### Problem to solve
For the material that follows, list every line containing the word "advised".

### Available data
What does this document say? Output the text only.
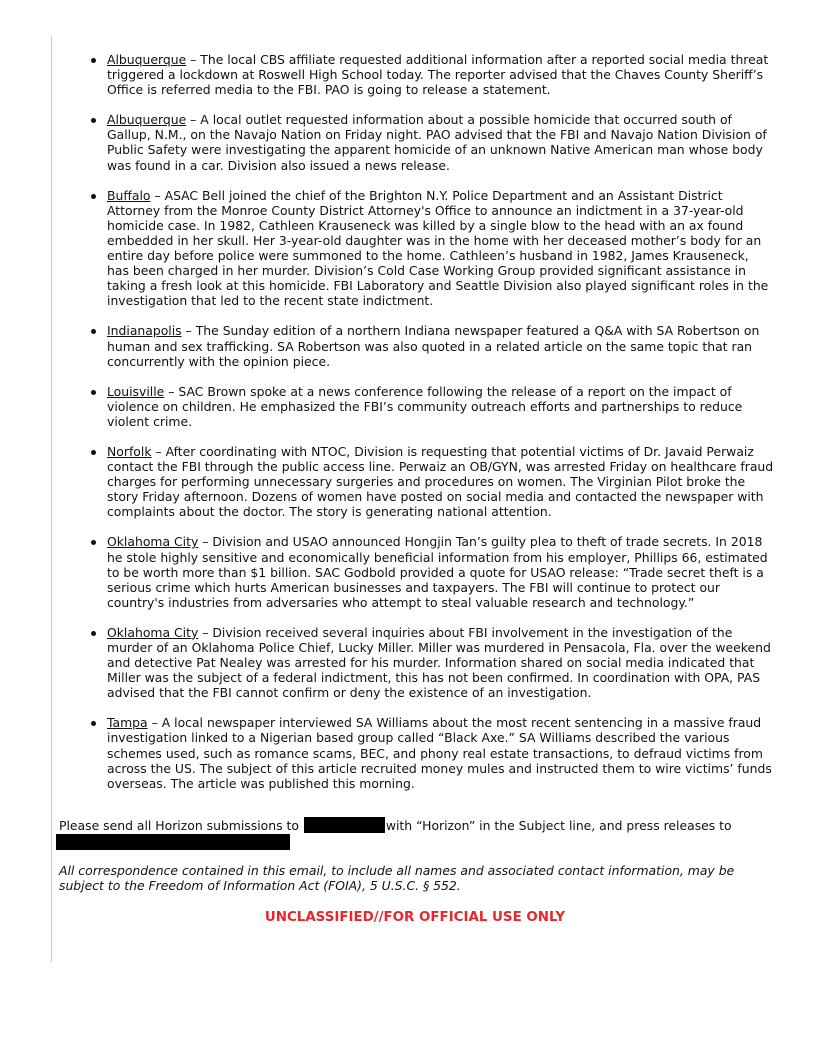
Albuquerque – The local CBS affiliate requested additional information after a reported social media threat triggered a lockdown at Roswell High School today. The reporter advised that the Chaves County Sheriff’s Office is referred media to the FBI. PAO is going to release a statement.
Albuquerque – A local outlet requested information about a possible homicide that occurred south of Gallup, N.M., on the Navajo Nation on Friday night. PAO advised that the FBI and Navajo Nation Division of Public Safety were investigating the apparent homicide of an unknown Native American man whose body was found in a car. Division also issued a news release.
Buffalo – ASAC Bell joined the chief of the Brighton N.Y. Police Department and an Assistant District Attorney from the Monroe County District Attorney's Office to announce an indictment in a 37-year-old homicide case. In 1982, Cathleen Krauseneck was killed by a single blow to the head with an ax found embedded in her skull. Her 3-year-old daughter was in the home with her deceased mother’s body for an entire day before police were summoned to the home. Cathleen’s husband in 1982, James Krauseneck, has been charged in her murder. Division’s Cold Case Working Group provided significant assistance in taking a fresh look at this homicide. FBI Laboratory and Seattle Division also played significant roles in the investigation that led to the recent state indictment.
Indianapolis – The Sunday edition of a northern Indiana newspaper featured a Q&A with SA Robertson on human and sex trafficking. SA Robertson was also quoted in a related article on the same topic that ran concurrently with the opinion piece.
Louisville – SAC Brown spoke at a news conference following the release of a report on the impact of violence on children. He emphasized the FBI’s community outreach efforts and partnerships to reduce violent crime.
Norfolk – After coordinating with NTOC, Division is requesting that potential victims of Dr. Javaid Perwaiz contact the FBI through the public access line. Perwaiz an OB/GYN, was arrested Friday on healthcare fraud charges for performing unnecessary surgeries and procedures on women. The Virginian Pilot broke the story Friday afternoon. Dozens of women have posted on social media and contacted the newspaper with complaints about the doctor. The story is generating national attention.
Oklahoma City – Division and USAO announced Hongjin Tan’s guilty plea to theft of trade secrets. In 2018 he stole highly sensitive and economically beneficial information from his employer, Phillips 66, estimated to be worth more than $1 billion. SAC Godbold provided a quote for USAO release: “Trade secret theft is a serious crime which hurts American businesses and taxpayers. The FBI will continue to protect our country's industries from adversaries who attempt to steal valuable research and technology.”
Oklahoma City – Division received several inquiries about FBI involvement in the investigation of the murder of an Oklahoma Police Chief, Lucky Miller. Miller was murdered in Pensacola, Fla. over the weekend and detective Pat Nealey was arrested for his murder. Information shared on social media indicated that Miller was the subject of a federal indictment, this has not been confirmed. In coordination with OPA, PAS advised that the FBI cannot confirm or deny the existence of an investigation.
Tampa – A local newspaper interviewed SA Williams about the most recent sentencing in a massive fraud investigation linked to a Nigerian based group called “Black Axe.” SA Williams described the various schemes used, such as romance scams, BEC, and phony real estate transactions, to defraud victims from across the US. The subject of this article recruited money mules and instructed them to wire victims’ funds overseas. The article was published this morning.
Please send all Horizon submissions to	with “Horizon” in the Subject line, and press releases to
All correspondence contained in this email, to include all names and associated contact information, may be subject to the Freedom of Information Act (FOIA), 5 U.S.C. § 552.
UNCLASSIFIED//FOR OFFICIAL USE ONLY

### Correct output
Albuquerque – The local CBS affiliate requested additional information after a reported social media threat triggered a lockdown at Roswell High School today. The reporter advised that the Chaves County Sheriff’s Office is referred media to the FBI. PAO is going to release a statement.
Albuquerque – A local outlet requested information about a possible homicide that occurred south of Gallup, N.M., on the Navajo Nation on Friday night. PAO advised that the FBI and Navajo Nation Division of Public Safety were investigating the apparent homicide of an unknown Native American man whose body was found in a car. Division also issued a news release.
Oklahoma City – Division received several inquiries about FBI involvement in the investigation of the murder of an Oklahoma Police Chief, Lucky Miller. Miller was murdered in Pensacola, Fla. over the weekend and detective Pat Nealey was arrested for his murder. Information shared on social media indicated that Miller was the subject of a federal indictment, this has not been confirmed. In coordination with OPA, PAS advised that the FBI cannot confirm or deny the existence of an investigation.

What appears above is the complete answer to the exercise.